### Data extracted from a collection
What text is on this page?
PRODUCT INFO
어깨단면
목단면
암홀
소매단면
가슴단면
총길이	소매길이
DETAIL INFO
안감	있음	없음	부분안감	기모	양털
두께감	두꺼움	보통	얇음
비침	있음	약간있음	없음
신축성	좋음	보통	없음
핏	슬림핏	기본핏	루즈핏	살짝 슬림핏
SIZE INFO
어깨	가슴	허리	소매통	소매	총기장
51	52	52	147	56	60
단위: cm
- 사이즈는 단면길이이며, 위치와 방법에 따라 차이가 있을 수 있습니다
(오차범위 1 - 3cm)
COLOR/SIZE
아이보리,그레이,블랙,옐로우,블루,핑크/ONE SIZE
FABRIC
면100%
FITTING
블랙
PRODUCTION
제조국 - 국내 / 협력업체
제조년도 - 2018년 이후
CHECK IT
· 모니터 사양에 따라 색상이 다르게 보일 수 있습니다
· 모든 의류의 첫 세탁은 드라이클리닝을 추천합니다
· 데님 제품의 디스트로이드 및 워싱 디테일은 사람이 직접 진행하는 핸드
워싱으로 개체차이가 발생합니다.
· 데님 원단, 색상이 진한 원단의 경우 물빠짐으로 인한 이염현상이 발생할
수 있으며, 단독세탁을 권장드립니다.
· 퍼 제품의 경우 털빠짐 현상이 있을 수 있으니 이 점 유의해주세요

--

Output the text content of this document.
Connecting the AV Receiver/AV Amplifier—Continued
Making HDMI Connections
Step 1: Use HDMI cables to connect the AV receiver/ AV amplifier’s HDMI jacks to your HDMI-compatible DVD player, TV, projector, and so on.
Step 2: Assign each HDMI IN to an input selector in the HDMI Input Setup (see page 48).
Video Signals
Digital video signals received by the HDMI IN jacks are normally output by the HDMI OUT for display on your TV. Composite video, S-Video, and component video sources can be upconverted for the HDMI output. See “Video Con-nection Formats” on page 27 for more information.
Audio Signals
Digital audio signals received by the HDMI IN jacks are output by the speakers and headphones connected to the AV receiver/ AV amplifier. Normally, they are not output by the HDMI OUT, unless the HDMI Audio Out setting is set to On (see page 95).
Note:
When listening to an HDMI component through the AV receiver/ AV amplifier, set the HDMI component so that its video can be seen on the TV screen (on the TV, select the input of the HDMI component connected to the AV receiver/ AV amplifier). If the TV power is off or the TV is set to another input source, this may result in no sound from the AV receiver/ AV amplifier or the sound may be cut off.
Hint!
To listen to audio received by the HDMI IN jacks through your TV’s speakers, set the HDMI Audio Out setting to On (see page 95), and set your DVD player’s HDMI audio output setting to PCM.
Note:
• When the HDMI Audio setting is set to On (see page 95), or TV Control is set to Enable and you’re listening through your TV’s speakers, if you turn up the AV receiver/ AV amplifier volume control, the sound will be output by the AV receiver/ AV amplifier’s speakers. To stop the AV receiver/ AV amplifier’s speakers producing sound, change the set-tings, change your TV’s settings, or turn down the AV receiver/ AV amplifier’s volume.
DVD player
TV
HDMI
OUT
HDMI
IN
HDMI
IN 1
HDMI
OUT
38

### To be done
In the records above, find each line that holds the word "HDMI"; copy all such lines.

### In response
Making HDMI Connections
Step 1: Use HDMI cables to connect the AV receiver/ AV amplifier’s HDMI jacks to your HDMI-compatible DVD player, TV, projector, and so on.
Step 2: Assign each HDMI IN to an input selector in the HDMI Input Setup (see page 48).
Digital video signals received by the HDMI IN jacks are normally output by the HDMI OUT for display on your TV. Composite video, S-Video, and component video sources can be upconverted for the HDMI output. See “Video Con-nection Formats” on page 27 for more information.
Digital audio signals received by the HDMI IN jacks are output by the speakers and headphones connected to the AV receiver/ AV amplifier. Normally, they are not output by the HDMI OUT, unless the HDMI Audio Out setting is set to On (see page 95).
When listening to an HDMI component through the AV receiver/ AV amplifier, set the HDMI component so that its video can be seen on the TV screen (on the TV, select the input of the HDMI component connected to the AV receiver/ AV amplifier). If the TV power is off or the TV is set to another input source, this may result in no sound from the AV receiver/ AV amplifier or the sound may be cut off.
To listen to audio received by the HDMI IN jacks through your TV’s speakers, set the HDMI Audio Out setting to On (see page 95), and set your DVD player’s HDMI audio output setting to PCM.
• When the HDMI Audio setting is set to On (see page 95), or TV Control is set to Enable and you’re listening through your TV’s speakers, if you turn up the AV receiver/ AV amplifier volume control, the sound will be output by the AV receiver/ AV amplifier’s speakers. To stop the AV receiver/ AV amplifier’s speakers producing sound, change the set-tings, change your TV’s settings, or turn down the AV receiver/ AV amplifier’s volume.
HDMI
HDMI
HDMI
HDMI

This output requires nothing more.